LISTING =
· · · · ·
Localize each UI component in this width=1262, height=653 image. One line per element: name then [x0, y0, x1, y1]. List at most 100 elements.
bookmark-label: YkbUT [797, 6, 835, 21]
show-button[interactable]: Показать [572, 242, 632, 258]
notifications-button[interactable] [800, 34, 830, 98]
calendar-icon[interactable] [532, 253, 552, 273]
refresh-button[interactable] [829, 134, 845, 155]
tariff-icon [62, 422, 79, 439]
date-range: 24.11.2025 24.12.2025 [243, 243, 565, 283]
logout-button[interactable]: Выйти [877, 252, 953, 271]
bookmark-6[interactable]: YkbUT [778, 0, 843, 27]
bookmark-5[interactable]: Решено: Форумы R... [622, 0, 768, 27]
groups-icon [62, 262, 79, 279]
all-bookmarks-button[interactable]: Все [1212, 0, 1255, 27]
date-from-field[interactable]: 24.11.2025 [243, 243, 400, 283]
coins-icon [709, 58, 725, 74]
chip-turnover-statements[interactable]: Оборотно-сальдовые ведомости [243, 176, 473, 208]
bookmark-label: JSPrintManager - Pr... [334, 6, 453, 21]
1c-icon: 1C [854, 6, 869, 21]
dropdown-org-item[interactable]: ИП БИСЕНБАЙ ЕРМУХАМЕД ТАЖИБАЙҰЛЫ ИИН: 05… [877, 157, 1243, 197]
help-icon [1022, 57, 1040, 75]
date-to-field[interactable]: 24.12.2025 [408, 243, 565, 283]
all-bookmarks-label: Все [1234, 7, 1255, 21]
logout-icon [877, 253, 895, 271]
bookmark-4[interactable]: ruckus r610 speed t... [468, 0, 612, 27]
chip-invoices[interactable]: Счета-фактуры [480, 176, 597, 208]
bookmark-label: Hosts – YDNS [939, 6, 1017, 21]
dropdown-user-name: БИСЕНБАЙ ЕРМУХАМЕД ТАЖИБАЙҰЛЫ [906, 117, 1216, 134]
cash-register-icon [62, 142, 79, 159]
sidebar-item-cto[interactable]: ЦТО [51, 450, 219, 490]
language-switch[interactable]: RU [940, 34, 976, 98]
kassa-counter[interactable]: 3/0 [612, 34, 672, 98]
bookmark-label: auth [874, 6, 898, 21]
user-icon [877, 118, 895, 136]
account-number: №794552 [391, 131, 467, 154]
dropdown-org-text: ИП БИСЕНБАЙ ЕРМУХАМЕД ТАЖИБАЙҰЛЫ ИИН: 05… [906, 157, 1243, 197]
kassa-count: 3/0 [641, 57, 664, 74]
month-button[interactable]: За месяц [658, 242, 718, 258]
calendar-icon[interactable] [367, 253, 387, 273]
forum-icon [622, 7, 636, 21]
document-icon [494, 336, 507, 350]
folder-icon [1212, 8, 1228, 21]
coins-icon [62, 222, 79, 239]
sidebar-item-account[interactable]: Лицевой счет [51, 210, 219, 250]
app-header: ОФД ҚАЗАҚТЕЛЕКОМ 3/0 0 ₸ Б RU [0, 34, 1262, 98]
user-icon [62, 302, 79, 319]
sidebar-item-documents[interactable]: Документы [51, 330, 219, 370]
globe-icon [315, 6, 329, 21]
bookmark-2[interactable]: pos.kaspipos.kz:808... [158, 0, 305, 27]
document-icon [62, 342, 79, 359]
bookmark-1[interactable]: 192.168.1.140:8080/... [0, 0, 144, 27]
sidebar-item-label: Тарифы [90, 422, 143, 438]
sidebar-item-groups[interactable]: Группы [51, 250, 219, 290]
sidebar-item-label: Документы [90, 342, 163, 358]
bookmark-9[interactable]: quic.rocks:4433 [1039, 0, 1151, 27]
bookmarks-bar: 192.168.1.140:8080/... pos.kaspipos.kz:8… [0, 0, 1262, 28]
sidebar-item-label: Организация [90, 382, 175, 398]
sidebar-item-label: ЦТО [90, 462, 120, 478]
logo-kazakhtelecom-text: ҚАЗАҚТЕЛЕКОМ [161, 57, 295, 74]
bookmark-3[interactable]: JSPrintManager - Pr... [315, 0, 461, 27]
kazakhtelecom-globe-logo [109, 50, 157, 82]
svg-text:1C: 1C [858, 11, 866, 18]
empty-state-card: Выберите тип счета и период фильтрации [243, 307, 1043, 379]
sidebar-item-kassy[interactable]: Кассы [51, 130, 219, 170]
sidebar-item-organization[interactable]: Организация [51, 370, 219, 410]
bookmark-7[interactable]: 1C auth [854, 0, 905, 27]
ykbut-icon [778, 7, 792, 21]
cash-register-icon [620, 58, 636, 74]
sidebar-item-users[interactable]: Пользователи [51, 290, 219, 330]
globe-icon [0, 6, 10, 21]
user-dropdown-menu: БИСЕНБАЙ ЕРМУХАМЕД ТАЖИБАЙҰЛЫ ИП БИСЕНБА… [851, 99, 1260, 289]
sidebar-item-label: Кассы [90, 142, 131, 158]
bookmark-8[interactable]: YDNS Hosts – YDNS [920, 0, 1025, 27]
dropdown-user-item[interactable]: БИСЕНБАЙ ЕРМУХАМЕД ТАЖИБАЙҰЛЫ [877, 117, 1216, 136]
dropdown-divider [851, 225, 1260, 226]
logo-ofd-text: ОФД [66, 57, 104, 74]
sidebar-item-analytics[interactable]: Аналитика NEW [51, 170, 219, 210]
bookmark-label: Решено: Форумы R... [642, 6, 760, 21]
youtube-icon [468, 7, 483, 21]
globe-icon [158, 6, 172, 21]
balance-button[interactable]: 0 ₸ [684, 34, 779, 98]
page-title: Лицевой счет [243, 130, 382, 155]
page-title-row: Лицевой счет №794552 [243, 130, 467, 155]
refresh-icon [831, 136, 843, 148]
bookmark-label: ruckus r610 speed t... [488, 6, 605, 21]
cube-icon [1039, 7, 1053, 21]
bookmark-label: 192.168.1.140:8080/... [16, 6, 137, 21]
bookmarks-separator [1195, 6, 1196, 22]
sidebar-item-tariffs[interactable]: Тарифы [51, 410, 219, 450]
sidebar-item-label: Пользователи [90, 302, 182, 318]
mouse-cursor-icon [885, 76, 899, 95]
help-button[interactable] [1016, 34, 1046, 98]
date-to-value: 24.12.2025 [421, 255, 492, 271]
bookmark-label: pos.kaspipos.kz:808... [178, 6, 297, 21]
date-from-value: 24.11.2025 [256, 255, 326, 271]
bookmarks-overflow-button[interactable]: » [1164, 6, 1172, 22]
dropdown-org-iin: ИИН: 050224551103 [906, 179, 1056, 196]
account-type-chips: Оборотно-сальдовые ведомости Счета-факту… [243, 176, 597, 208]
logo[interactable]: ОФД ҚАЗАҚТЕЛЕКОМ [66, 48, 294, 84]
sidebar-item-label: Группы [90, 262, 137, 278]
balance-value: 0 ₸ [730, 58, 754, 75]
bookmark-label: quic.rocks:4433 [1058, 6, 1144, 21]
· · · · ·
TASK = Print every line of the entries above verbatim, character for character.

WRITTEN SOLUTION =
Localize each UI component in this width=1262, height=653 image. One line per element: name then [x0, y0, x1, y1]. List at most 100 elements.
bookmark-label: YkbUT [797, 6, 835, 21]
show-button[interactable]: Показать [572, 242, 632, 258]
notifications-button[interactable] [800, 34, 830, 98]
calendar-icon[interactable] [532, 253, 552, 273]
refresh-button[interactable] [829, 134, 845, 155]
tariff-icon [62, 422, 79, 439]
date-range: 24.11.2025 24.12.2025 [243, 243, 565, 283]
logout-button[interactable]: Выйти [877, 252, 953, 271]
bookmark-6[interactable]: YkbUT [778, 0, 843, 27]
bookmark-5[interactable]: Решено: Форумы R... [622, 0, 768, 27]
groups-icon [62, 262, 79, 279]
all-bookmarks-button[interactable]: Все [1212, 0, 1255, 27]
date-from-field[interactable]: 24.11.2025 [243, 243, 400, 283]
coins-icon [709, 58, 725, 74]
chip-turnover-statements[interactable]: Оборотно-сальдовые ведомости [243, 176, 473, 208]
bookmark-label: JSPrintManager - Pr... [334, 6, 453, 21]
1c-icon: 1C [854, 6, 869, 21]
dropdown-org-item[interactable]: ИП БИСЕНБАЙ ЕРМУХАМЕД ТАЖИБАЙҰЛЫ ИИН: 05… [877, 157, 1243, 197]
help-icon [1022, 57, 1040, 75]
date-to-field[interactable]: 24.12.2025 [408, 243, 565, 283]
all-bookmarks-label: Все [1234, 7, 1255, 21]
logout-icon [877, 253, 895, 271]
bookmark-4[interactable]: ruckus r610 speed t... [468, 0, 612, 27]
chip-invoices[interactable]: Счета-фактуры [480, 176, 597, 208]
bookmark-label: Hosts – YDNS [939, 6, 1017, 21]
dropdown-user-name: БИСЕНБАЙ ЕРМУХАМЕД ТАЖИБАЙҰЛЫ [906, 117, 1216, 134]
cash-register-icon [62, 142, 79, 159]
sidebar-item-cto[interactable]: ЦТО [51, 450, 219, 490]
language-switch[interactable]: RU [940, 34, 976, 98]
kassa-counter[interactable]: 3/0 [612, 34, 672, 98]
bookmark-label: auth [874, 6, 898, 21]
user-icon [877, 118, 895, 136]
account-number: №794552 [391, 131, 467, 154]
dropdown-org-text: ИП БИСЕНБАЙ ЕРМУХАМЕД ТАЖИБАЙҰЛЫ ИИН: 05… [906, 157, 1243, 197]
kassa-count: 3/0 [641, 57, 664, 74]
month-button[interactable]: За месяц [658, 242, 718, 258]
calendar-icon[interactable] [367, 253, 387, 273]
forum-icon [622, 7, 636, 21]
document-icon [494, 336, 507, 350]
folder-icon [1212, 8, 1228, 21]
coins-icon [62, 222, 79, 239]
sidebar-item-account[interactable]: Лицевой счет [51, 210, 219, 250]
app-header: ОФД ҚАЗАҚТЕЛЕКОМ 3/0 0 ₸ Б RU [0, 34, 1262, 98]
user-icon [62, 302, 79, 319]
sidebar-item-documents[interactable]: Документы [51, 330, 219, 370]
globe-icon [315, 6, 329, 21]
bookmark-2[interactable]: pos.kaspipos.kz:808... [158, 0, 305, 27]
document-icon [62, 342, 79, 359]
bookmark-1[interactable]: 192.168.1.140:8080/... [0, 0, 144, 27]
sidebar-item-label: Тарифы [90, 422, 143, 438]
sidebar-item-groups[interactable]: Группы [51, 250, 219, 290]
sidebar-item-label: Документы [90, 342, 163, 358]
bookmark-9[interactable]: quic.rocks:4433 [1039, 0, 1151, 27]
bookmarks-bar: 192.168.1.140:8080/... pos.kaspipos.kz:8… [0, 0, 1262, 28]
sidebar-item-label: Организация [90, 382, 175, 398]
sidebar-item-label: ЦТО [90, 462, 120, 478]
logo-kazakhtelecom-text: ҚАЗАҚТЕЛЕКОМ [161, 57, 295, 74]
bookmark-3[interactable]: JSPrintManager - Pr... [315, 0, 461, 27]
kazakhtelecom-globe-logo [109, 50, 157, 82]
svg-text:1C: 1C [858, 11, 866, 18]
empty-state-card: Выберите тип счета и период фильтрации [243, 307, 1043, 379]
sidebar-item-kassy[interactable]: Кассы [51, 130, 219, 170]
sidebar-item-organization[interactable]: Организация [51, 370, 219, 410]
bookmark-7[interactable]: 1C auth [854, 0, 905, 27]
ykbut-icon [778, 7, 792, 21]
cash-register-icon [620, 58, 636, 74]
sidebar-item-users[interactable]: Пользователи [51, 290, 219, 330]
globe-icon [0, 6, 10, 21]
user-dropdown-menu: БИСЕНБАЙ ЕРМУХАМЕД ТАЖИБАЙҰЛЫ ИП БИСЕНБА… [851, 99, 1260, 289]
sidebar-item-label: Кассы [90, 142, 131, 158]
bookmark-8[interactable]: YDNS Hosts – YDNS [920, 0, 1025, 27]
dropdown-user-item[interactable]: БИСЕНБАЙ ЕРМУХАМЕД ТАЖИБАЙҰЛЫ [877, 117, 1216, 136]
dropdown-divider [851, 225, 1260, 226]
logo-ofd-text: ОФД [66, 57, 104, 74]
sidebar-item-analytics[interactable]: Аналитика NEW [51, 170, 219, 210]
bookmark-label: Решено: Форумы R... [642, 6, 760, 21]
youtube-icon [468, 7, 483, 21]
globe-icon [158, 6, 172, 21]
balance-button[interactable]: 0 ₸ [684, 34, 779, 98]
page-title: Лицевой счет [243, 130, 382, 155]
page-title-row: Лицевой счет №794552 [243, 130, 467, 155]
refresh-icon [831, 136, 843, 148]
bookmark-label: ruckus r610 speed t... [488, 6, 605, 21]
cube-icon [1039, 7, 1053, 21]
bookmark-label: 192.168.1.140:8080/... [16, 6, 137, 21]
bookmarks-separator [1195, 6, 1196, 22]
sidebar-item-tariffs[interactable]: Тарифы [51, 410, 219, 450]
sidebar-item-label: Пользователи [90, 302, 182, 318]
mouse-cursor-icon [885, 76, 899, 95]
help-button[interactable] [1016, 34, 1046, 98]
date-to-value: 24.12.2025 [421, 255, 492, 271]
bookmark-label: pos.kaspipos.kz:808... [178, 6, 297, 21]
date-from-value: 24.11.2025 [256, 255, 326, 271]
bookmarks-overflow-button[interactable]: » [1164, 6, 1172, 22]
dropdown-org-iin: ИИН: 050224551103 [906, 179, 1056, 196]
account-type-chips: Оборотно-сальдовые ведомости Счета-факту… [243, 176, 597, 208]
logo[interactable]: ОФД ҚАЗАҚТЕЛЕКОМ [66, 48, 294, 84]
sidebar-item-label: Группы [90, 262, 137, 278]
balance-value: 0 ₸ [730, 58, 754, 75]
bookmark-label: quic.rocks:4433 [1058, 6, 1144, 21]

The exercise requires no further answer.